*Problem*. Make a tally of the lines in the records that include the string "HEIGHT", and give only that number.

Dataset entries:

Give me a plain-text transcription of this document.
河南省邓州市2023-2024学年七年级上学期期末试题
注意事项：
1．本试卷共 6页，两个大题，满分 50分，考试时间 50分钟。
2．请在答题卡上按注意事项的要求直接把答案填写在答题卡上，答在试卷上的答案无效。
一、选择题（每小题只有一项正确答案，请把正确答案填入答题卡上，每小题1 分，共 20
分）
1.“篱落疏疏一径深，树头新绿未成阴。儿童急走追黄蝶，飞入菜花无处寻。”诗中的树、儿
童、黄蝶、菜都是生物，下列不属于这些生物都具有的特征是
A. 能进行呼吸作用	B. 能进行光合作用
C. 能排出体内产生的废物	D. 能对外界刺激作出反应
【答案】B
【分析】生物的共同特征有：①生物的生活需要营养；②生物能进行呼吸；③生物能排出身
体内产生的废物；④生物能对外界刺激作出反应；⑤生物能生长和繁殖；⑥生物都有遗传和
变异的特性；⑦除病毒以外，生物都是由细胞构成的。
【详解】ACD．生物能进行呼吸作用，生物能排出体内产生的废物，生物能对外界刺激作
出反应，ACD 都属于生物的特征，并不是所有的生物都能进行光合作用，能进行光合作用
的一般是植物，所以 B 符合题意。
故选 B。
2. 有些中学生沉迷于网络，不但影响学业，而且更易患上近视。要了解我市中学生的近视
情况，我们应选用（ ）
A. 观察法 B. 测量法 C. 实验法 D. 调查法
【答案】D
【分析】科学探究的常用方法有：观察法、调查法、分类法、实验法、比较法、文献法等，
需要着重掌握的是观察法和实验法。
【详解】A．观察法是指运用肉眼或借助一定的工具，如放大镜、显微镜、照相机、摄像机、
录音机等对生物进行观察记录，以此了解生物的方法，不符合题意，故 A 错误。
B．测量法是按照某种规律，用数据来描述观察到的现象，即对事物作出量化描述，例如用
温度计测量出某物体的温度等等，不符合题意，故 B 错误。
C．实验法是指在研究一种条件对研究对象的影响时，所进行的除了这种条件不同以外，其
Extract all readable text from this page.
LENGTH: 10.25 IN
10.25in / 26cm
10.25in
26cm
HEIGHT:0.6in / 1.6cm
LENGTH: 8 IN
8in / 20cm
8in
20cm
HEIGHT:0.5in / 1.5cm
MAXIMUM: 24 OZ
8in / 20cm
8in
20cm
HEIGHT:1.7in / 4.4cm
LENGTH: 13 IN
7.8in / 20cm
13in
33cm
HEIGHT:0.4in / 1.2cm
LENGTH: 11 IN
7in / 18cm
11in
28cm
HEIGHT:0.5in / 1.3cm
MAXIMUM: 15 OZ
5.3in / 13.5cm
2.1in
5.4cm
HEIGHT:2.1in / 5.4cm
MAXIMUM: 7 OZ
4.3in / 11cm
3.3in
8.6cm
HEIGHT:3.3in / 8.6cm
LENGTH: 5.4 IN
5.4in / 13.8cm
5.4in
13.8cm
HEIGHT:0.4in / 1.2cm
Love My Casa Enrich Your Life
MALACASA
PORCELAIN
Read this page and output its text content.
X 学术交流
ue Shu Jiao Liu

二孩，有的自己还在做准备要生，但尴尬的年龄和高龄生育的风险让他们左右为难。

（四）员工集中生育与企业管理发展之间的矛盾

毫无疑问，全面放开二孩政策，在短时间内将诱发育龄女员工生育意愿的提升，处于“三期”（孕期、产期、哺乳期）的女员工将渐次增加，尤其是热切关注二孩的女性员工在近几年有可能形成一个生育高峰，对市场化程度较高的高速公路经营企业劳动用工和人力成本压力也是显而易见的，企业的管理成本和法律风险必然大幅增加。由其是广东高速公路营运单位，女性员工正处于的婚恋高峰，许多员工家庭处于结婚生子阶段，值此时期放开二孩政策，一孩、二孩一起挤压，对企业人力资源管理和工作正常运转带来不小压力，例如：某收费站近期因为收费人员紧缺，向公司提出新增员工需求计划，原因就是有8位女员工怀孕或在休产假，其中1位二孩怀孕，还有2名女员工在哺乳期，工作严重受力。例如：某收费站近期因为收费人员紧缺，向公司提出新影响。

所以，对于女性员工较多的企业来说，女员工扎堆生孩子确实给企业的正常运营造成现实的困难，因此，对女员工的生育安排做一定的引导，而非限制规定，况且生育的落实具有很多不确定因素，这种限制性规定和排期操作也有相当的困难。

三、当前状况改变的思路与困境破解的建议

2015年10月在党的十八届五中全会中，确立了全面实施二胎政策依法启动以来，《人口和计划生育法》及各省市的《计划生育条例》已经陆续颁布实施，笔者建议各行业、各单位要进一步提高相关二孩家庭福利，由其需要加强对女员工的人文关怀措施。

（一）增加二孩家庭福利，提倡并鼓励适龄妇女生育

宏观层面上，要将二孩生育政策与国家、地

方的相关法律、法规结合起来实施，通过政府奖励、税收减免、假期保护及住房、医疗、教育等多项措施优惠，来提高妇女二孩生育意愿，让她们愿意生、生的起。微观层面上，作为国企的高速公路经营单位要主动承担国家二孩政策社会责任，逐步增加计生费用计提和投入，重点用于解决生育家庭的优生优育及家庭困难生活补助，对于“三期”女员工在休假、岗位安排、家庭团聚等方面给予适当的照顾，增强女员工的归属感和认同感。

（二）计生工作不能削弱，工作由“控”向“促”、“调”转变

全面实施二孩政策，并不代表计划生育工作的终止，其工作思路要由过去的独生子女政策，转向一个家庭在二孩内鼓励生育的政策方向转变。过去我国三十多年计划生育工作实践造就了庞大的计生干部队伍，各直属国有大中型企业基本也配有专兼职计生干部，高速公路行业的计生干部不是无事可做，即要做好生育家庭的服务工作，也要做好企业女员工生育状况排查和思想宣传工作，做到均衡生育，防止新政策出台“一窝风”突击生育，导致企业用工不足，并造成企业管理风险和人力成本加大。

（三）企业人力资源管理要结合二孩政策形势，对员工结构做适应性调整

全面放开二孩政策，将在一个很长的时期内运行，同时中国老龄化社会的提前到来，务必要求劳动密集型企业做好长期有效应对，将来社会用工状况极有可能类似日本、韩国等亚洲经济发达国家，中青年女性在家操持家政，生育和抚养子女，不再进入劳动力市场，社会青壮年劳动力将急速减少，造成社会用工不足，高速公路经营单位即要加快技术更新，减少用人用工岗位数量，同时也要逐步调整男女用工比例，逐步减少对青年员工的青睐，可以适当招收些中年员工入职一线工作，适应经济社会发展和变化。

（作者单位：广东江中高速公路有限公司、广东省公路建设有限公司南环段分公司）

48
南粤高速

*Complete response*. 8